| SET TASK |
Can you transcribe every line exactly and leave the pictures behind?

| DATA FOR THIS TASK |

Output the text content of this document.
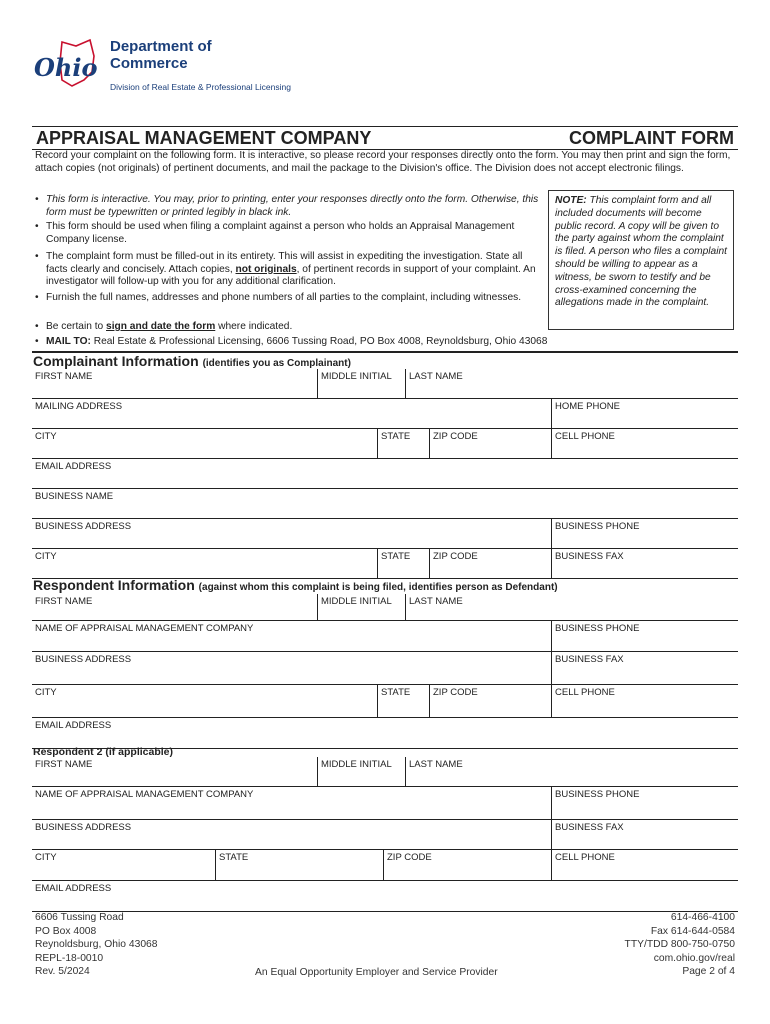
Ohio
Department of
Commerce
Division of Real Estate & Professional Licensing
APPRAISAL MANAGEMENT COMPANY	COMPLAINT FORM
Record your complaint on the following form. It is interactive, so please record your responses directly onto the form. You may then print and sign the form, attach copies (not originals) of pertinent documents, and mail the package to the Division's office. The Division does not accept electronic filings.
• This form is interactive. You may, prior to printing, enter your responses directly onto the form. Otherwise, this form must be typewritten or printed legibly in black ink.
• This form should be used when filing a complaint against a person who holds an Appraisal Management Company license.
• The complaint form must be filled-out in its entirety. This will assist in expediting the investigation. State all facts clearly and concisely. Attach copies, not originals, of pertinent records in support of your complaint. An investigator will follow-up with you for any additional clarification.
• Furnish the full names, addresses and phone numbers of all parties to the complaint, including witnesses.
• Be certain to sign and date the form where indicated.
• MAIL TO: Real Estate & Professional Licensing, 6606 Tussing Road, PO Box 4008, Reynoldsburg, Ohio 43068
NOTE: This complaint form and all included documents will become public record. A copy will be given to the party against whom the complaint is filed. A person who files a complaint should be willing to appear as a witness, be sworn to testify and be cross-examined concerning the allegations made in the complaint.
Complainant Information (identifies you as Complainant)
FIRST NAME	MIDDLE INITIAL	LAST NAME
MAILING ADDRESS	HOME PHONE
CITY	STATE	ZIP CODE	CELL PHONE
EMAIL ADDRESS
BUSINESS NAME
BUSINESS ADDRESS	BUSINESS PHONE
CITY	STATE	ZIP CODE	BUSINESS FAX
Respondent Information (against whom this complaint is being filed, identifies person as Defendant)
FIRST NAME	MIDDLE INITIAL	LAST NAME
NAME OF APPRAISAL MANAGEMENT COMPANY	BUSINESS PHONE
BUSINESS ADDRESS	BUSINESS FAX
CITY	STATE	ZIP CODE	CELL PHONE
EMAIL ADDRESS
Respondent 2 (if applicable)
FIRST NAME	MIDDLE INITIAL	LAST NAME
NAME OF APPRAISAL MANAGEMENT COMPANY	BUSINESS PHONE
BUSINESS ADDRESS	BUSINESS FAX
CITY	STATE	ZIP CODE	CELL PHONE
EMAIL ADDRESS
6606 Tussing Road
PO Box 4008
Reynoldsburg, Ohio 43068
REPL-18-0010
Rev. 5/2024	An Equal Opportunity Employer and Service Provider
614-466-4100
Fax 614-644-0584
TTY/TDD 800-750-0750
com.ohio.gov/real
Page 2 of 4
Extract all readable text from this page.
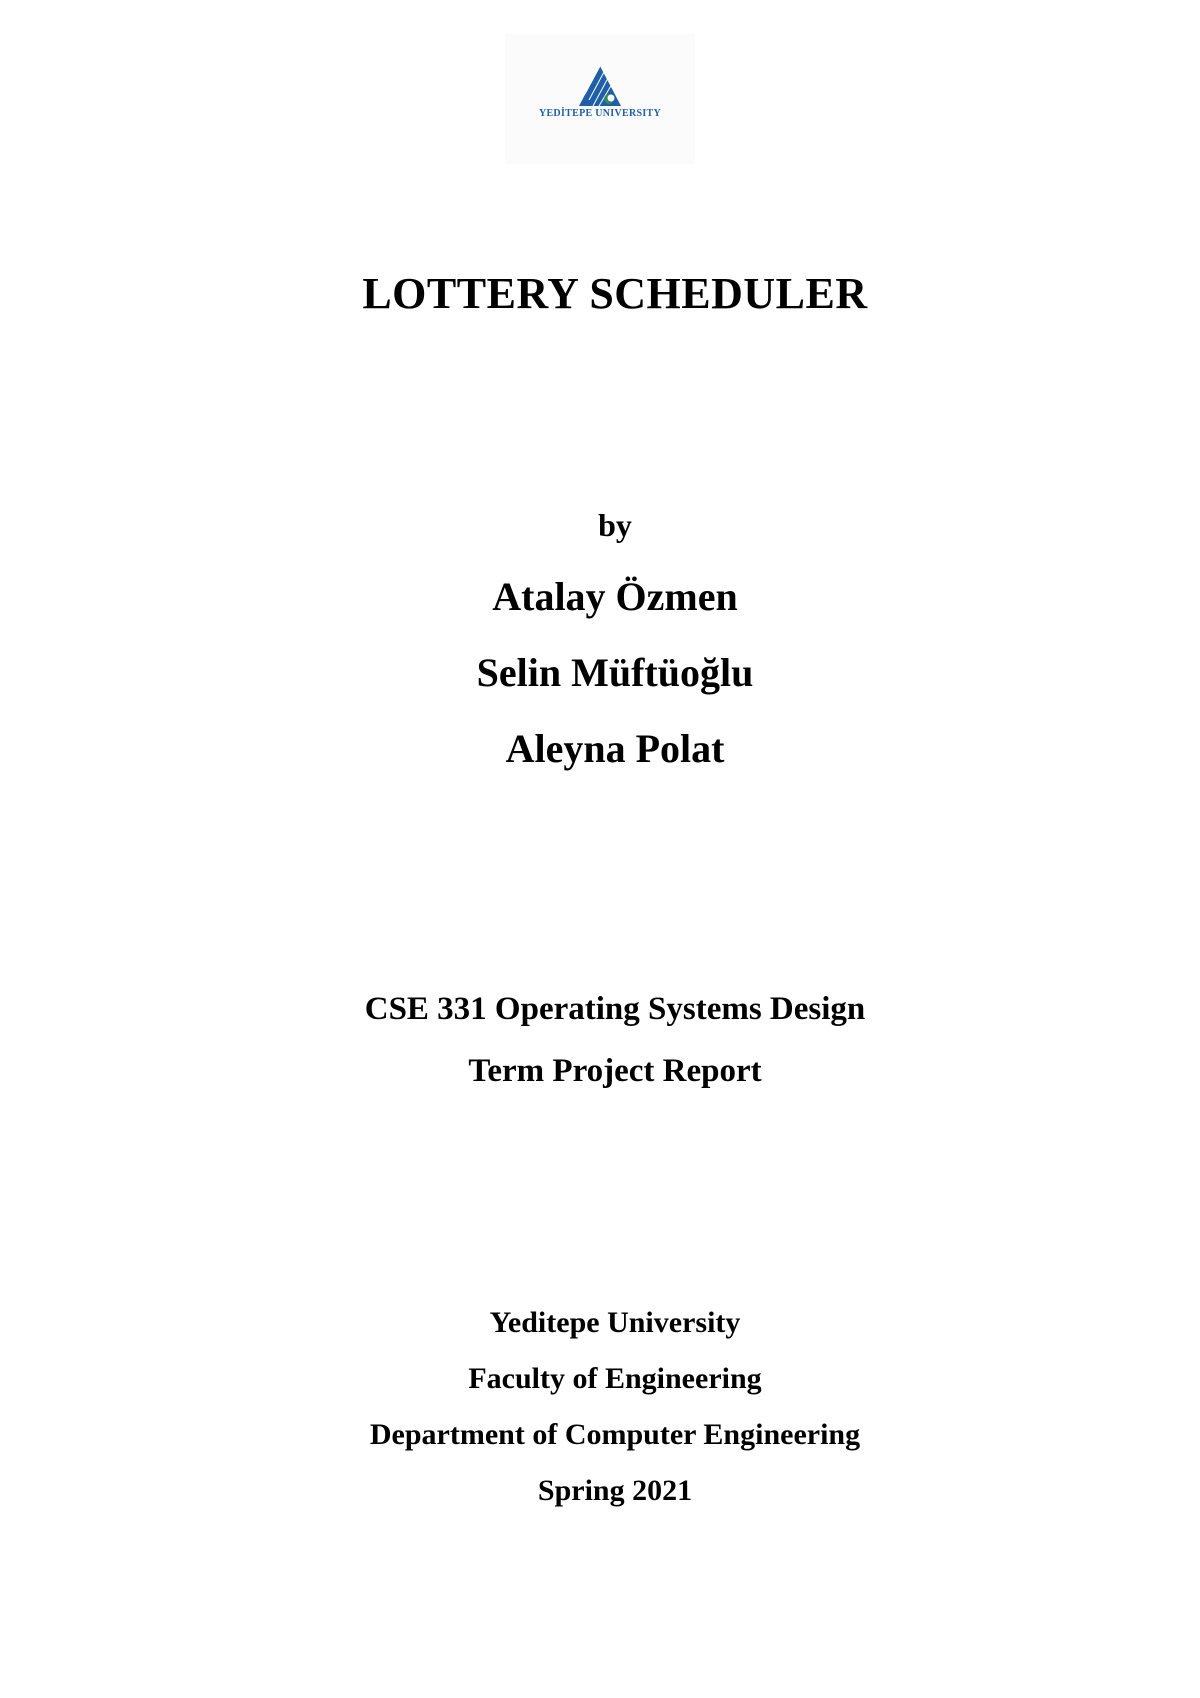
YEDİTEPE UNIVERSITY
LOTTERY SCHEDULER
by
Atalay Özmen
Selin Müftüoğlu
Aleyna Polat
CSE 331 Operating Systems Design
Term Project Report
Yeditepe University
Faculty of Engineering
Department of Computer Engineering
Spring 2021
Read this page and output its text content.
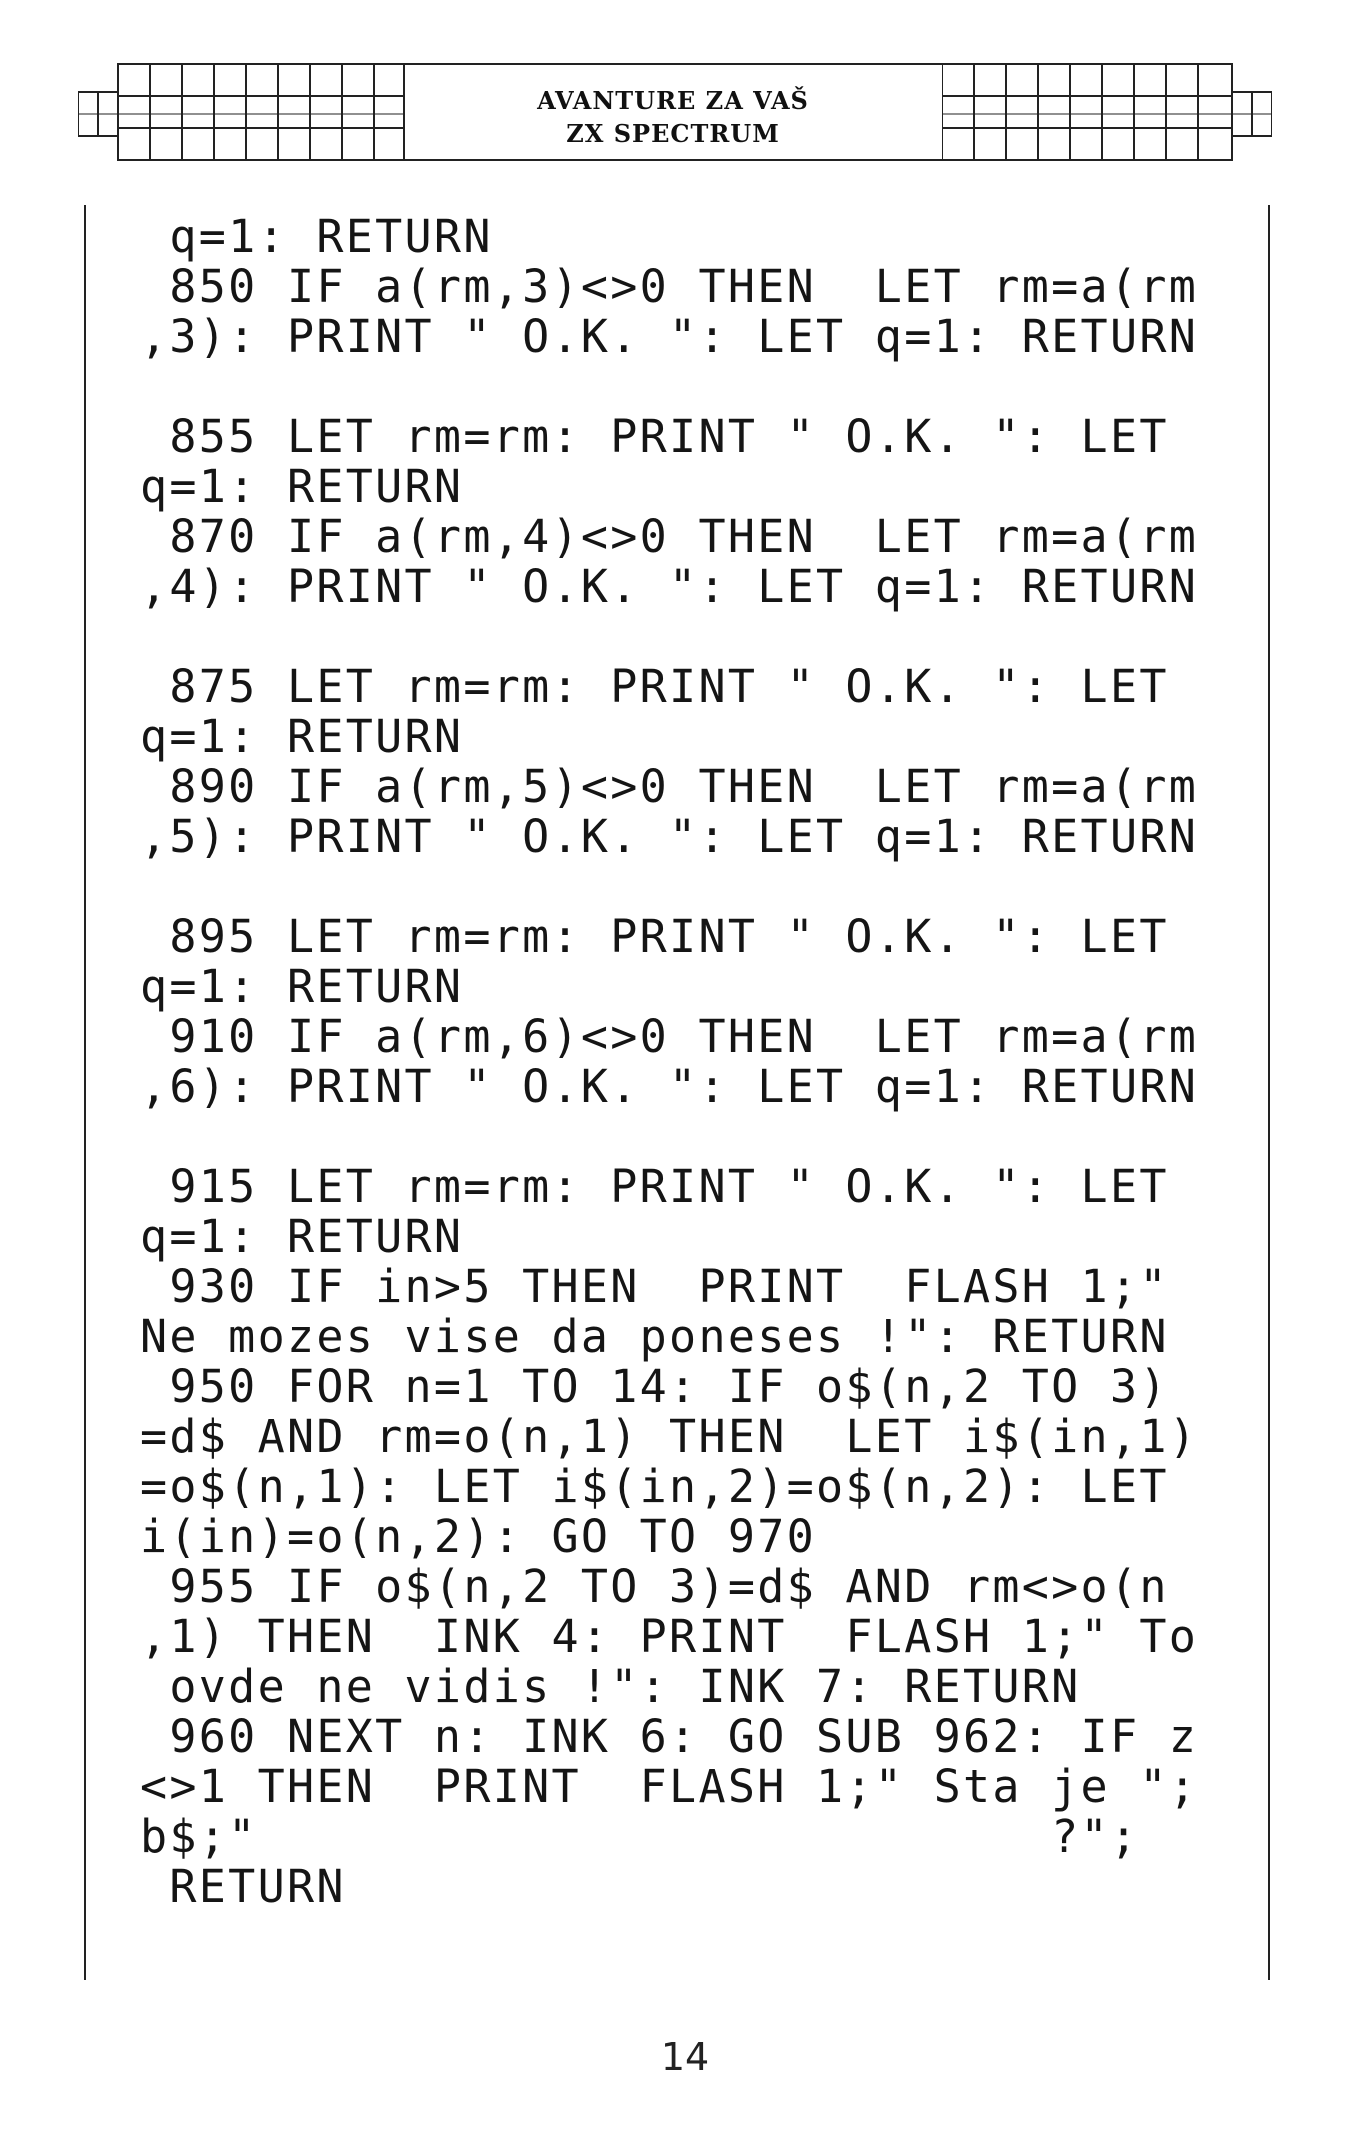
AVANTURE ZA VAŠ
ZX SPECTRUM
q=1: RETURN
850 IF a(rm,3)<>0 THEN  LET rm=a(rm
,3): PRINT " O.K. ": LET q=1: RETURN
855 LET rm=rm: PRINT " O.K. ": LET
q=1: RETURN
870 IF a(rm,4)<>0 THEN  LET rm=a(rm
,4): PRINT " O.K. ": LET q=1: RETURN
875 LET rm=rm: PRINT " O.K. ": LET
q=1: RETURN
890 IF a(rm,5)<>0 THEN  LET rm=a(rm
,5): PRINT " O.K. ": LET q=1: RETURN
895 LET rm=rm: PRINT " O.K. ": LET
q=1: RETURN
910 IF a(rm,6)<>0 THEN  LET rm=a(rm
,6): PRINT " O.K. ": LET q=1: RETURN
915 LET rm=rm: PRINT " O.K. ": LET
q=1: RETURN
930 IF in>5 THEN  PRINT  FLASH 1;"
Ne mozes vise da poneses !": RETURN
950 FOR n=1 TO 14: IF o$(n,2 TO 3)
=d$ AND rm=o(n,1) THEN  LET i$(in,1)
=o$(n,1): LET i$(in,2)=o$(n,2): LET
i(in)=o(n,2): GO TO 970
955 IF o$(n,2 TO 3)=d$ AND rm<>o(n
,1) THEN  INK 4: PRINT  FLASH 1;" To
ovde ne vidis !": INK 7: RETURN
960 NEXT n: INK 6: GO SUB 962: IF z
<>1 THEN  PRINT  FLASH 1;" Sta je ";
b$;"                           ?";
RETURN
14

| RESPONSE BELOW |
Output the text content of this document.
Ohio
Department of
Commerce
Division of Real Estate & Professional Licensing
APPRAISAL MANAGEMENT COMPANY	COMPLAINT FORM
Record your complaint on the following form. It is interactive, so please record your responses directly onto the form. You may then print and sign the form, attach copies (not originals) of pertinent documents, and mail the package to the Division's office. The Division does not accept electronic filings.
• This form is interactive. You may, prior to printing, enter your responses directly onto the form. Otherwise, this form must be typewritten or printed legibly in black ink.
• This form should be used when filing a complaint against a person who holds an Appraisal Management Company license.
• The complaint form must be filled-out in its entirety. This will assist in expediting the investigation. State all facts clearly and concisely. Attach copies, not originals, of pertinent records in support of your complaint. An investigator will follow-up with you for any additional clarification.
• Furnish the full names, addresses and phone numbers of all parties to the complaint, including witnesses.
• Be certain to sign and date the form where indicated.
• MAIL TO: Real Estate & Professional Licensing, 6606 Tussing Road, PO Box 4008, Reynoldsburg, Ohio 43068
NOTE: This complaint form and all included documents will become public record. A copy will be given to the party against whom the complaint is filed. A person who files a complaint should be willing to appear as a witness, be sworn to testify and be cross-examined concerning the allegations made in the complaint.
Complainant Information (identifies you as Complainant)
FIRST NAME	MIDDLE INITIAL	LAST NAME
MAILING ADDRESS	HOME PHONE
CITY	STATE	ZIP CODE	CELL PHONE
EMAIL ADDRESS
BUSINESS NAME
BUSINESS ADDRESS	BUSINESS PHONE
CITY	STATE	ZIP CODE	BUSINESS FAX
Respondent Information (against whom this complaint is being filed, identifies person as Defendant)
FIRST NAME	MIDDLE INITIAL	LAST NAME
NAME OF APPRAISAL MANAGEMENT COMPANY	BUSINESS PHONE
BUSINESS ADDRESS	BUSINESS FAX
CITY	STATE	ZIP CODE	CELL PHONE
EMAIL ADDRESS
Respondent 2 (if applicable)
FIRST NAME	MIDDLE INITIAL	LAST NAME
NAME OF APPRAISAL MANAGEMENT COMPANY	BUSINESS PHONE
BUSINESS ADDRESS	BUSINESS FAX
CITY	STATE	ZIP CODE	CELL PHONE
EMAIL ADDRESS
6606 Tussing Road
PO Box 4008
Reynoldsburg, Ohio 43068
REPL-18-0010
Rev. 5/2024	An Equal Opportunity Employer and Service Provider
614-466-4100
Fax 614-644-0584
TTY/TDD 800-750-0750
com.ohio.gov/real
Page 2 of 4
Extract all readable text from this page.
YEDİTEPE UNIVERSITY
LOTTERY SCHEDULER
by
Atalay Özmen
Selin Müftüoğlu
Aleyna Polat
CSE 331 Operating Systems Design
Term Project Report
Yeditepe University
Faculty of Engineering
Department of Computer Engineering
Spring 2021
Read this page and output its text content.
AVANTURE ZA VAŠ
ZX SPECTRUM
q=1: RETURN
850 IF a(rm,3)<>0 THEN  LET rm=a(rm
,3): PRINT " O.K. ": LET q=1: RETURN
855 LET rm=rm: PRINT " O.K. ": LET
q=1: RETURN
870 IF a(rm,4)<>0 THEN  LET rm=a(rm
,4): PRINT " O.K. ": LET q=1: RETURN
875 LET rm=rm: PRINT " O.K. ": LET
q=1: RETURN
890 IF a(rm,5)<>0 THEN  LET rm=a(rm
,5): PRINT " O.K. ": LET q=1: RETURN
895 LET rm=rm: PRINT " O.K. ": LET
q=1: RETURN
910 IF a(rm,6)<>0 THEN  LET rm=a(rm
,6): PRINT " O.K. ": LET q=1: RETURN
915 LET rm=rm: PRINT " O.K. ": LET
q=1: RETURN
930 IF in>5 THEN  PRINT  FLASH 1;"
Ne mozes vise da poneses !": RETURN
950 FOR n=1 TO 14: IF o$(n,2 TO 3)
=d$ AND rm=o(n,1) THEN  LET i$(in,1)
=o$(n,1): LET i$(in,2)=o$(n,2): LET
i(in)=o(n,2): GO TO 970
955 IF o$(n,2 TO 3)=d$ AND rm<>o(n
,1) THEN  INK 4: PRINT  FLASH 1;" To
ovde ne vidis !": INK 7: RETURN
960 NEXT n: INK 6: GO SUB 962: IF z
<>1 THEN  PRINT  FLASH 1;" Sta je ";
b$;"                           ?";
RETURN
14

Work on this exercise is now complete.